Exercise objective:
Extract each record and reproduce it exactly.

Data listing:
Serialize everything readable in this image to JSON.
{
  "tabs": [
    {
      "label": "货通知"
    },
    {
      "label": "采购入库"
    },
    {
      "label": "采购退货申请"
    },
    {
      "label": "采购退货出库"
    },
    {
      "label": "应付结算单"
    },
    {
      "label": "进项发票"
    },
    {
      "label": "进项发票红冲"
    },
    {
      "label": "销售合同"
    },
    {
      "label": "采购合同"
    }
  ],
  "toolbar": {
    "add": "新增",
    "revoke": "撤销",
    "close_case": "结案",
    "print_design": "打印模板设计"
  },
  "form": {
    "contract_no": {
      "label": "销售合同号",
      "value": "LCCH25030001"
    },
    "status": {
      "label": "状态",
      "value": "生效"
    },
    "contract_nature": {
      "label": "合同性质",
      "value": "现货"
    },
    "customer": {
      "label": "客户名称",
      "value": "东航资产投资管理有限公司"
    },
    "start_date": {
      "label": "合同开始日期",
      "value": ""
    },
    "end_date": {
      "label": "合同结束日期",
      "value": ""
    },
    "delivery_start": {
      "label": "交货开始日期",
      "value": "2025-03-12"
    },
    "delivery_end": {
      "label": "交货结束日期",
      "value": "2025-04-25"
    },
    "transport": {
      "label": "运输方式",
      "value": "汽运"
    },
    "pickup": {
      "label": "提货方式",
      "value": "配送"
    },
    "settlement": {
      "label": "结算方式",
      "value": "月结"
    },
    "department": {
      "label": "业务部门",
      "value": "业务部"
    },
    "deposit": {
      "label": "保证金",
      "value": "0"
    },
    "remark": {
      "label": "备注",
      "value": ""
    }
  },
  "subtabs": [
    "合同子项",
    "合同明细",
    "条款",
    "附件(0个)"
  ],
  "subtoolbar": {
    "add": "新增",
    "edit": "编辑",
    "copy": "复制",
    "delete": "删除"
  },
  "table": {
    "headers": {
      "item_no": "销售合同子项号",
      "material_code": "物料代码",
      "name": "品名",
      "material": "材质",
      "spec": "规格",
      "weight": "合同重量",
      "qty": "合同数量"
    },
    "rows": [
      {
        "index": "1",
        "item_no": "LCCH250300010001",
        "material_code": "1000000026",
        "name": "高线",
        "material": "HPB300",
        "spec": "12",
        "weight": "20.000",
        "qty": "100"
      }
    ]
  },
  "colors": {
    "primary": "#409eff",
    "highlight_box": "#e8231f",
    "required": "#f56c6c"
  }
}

Written reply:
Serialize everything readable in this image to JSON.
{
  "tabs": [
    {
      "label": "货通知"
    },
    {
      "label": "采购入库"
    },
    {
      "label": "采购退货申请"
    },
    {
      "label": "采购退货出库"
    },
    {
      "label": "应付结算单"
    },
    {
      "label": "进项发票"
    },
    {
      "label": "进项发票红冲"
    },
    {
      "label": "销售合同"
    },
    {
      "label": "采购合同"
    }
  ],
  "toolbar": {
    "add": "新增",
    "revoke": "撤销",
    "close_case": "结案",
    "print_design": "打印模板设计"
  },
  "form": {
    "contract_no": {
      "label": "销售合同号",
      "value": "LCCH25030001"
    },
    "status": {
      "label": "状态",
      "value": "生效"
    },
    "contract_nature": {
      "label": "合同性质",
      "value": "现货"
    },
    "customer": {
      "label": "客户名称",
      "value": "东航资产投资管理有限公司"
    },
    "start_date": {
      "label": "合同开始日期",
      "value": ""
    },
    "end_date": {
      "label": "合同结束日期",
      "value": ""
    },
    "delivery_start": {
      "label": "交货开始日期",
      "value": "2025-03-12"
    },
    "delivery_end": {
      "label": "交货结束日期",
      "value": "2025-04-25"
    },
    "transport": {
      "label": "运输方式",
      "value": "汽运"
    },
    "pickup": {
      "label": "提货方式",
      "value": "配送"
    },
    "settlement": {
      "label": "结算方式",
      "value": "月结"
    },
    "department": {
      "label": "业务部门",
      "value": "业务部"
    },
    "deposit": {
      "label": "保证金",
      "value": "0"
    },
    "remark": {
      "label": "备注",
      "value": ""
    }
  },
  "subtabs": [
    "合同子项",
    "合同明细",
    "条款",
    "附件(0个)"
  ],
  "subtoolbar": {
    "add": "新增",
    "edit": "编辑",
    "copy": "复制",
    "delete": "删除"
  },
  "table": {
    "headers": {
      "item_no": "销售合同子项号",
      "material_code": "物料代码",
      "name": "品名",
      "material": "材质",
      "spec": "规格",
      "weight": "合同重量",
      "qty": "合同数量"
    },
    "rows": [
      {
        "index": "1",
        "item_no": "LCCH250300010001",
        "material_code": "1000000026",
        "name": "高线",
        "material": "HPB300",
        "spec": "12",
        "weight": "20.000",
        "qty": "100"
      }
    ]
  },
  "colors": {
    "primary": "#409eff",
    "highlight_box": "#e8231f",
    "required": "#f56c6c"
  }
}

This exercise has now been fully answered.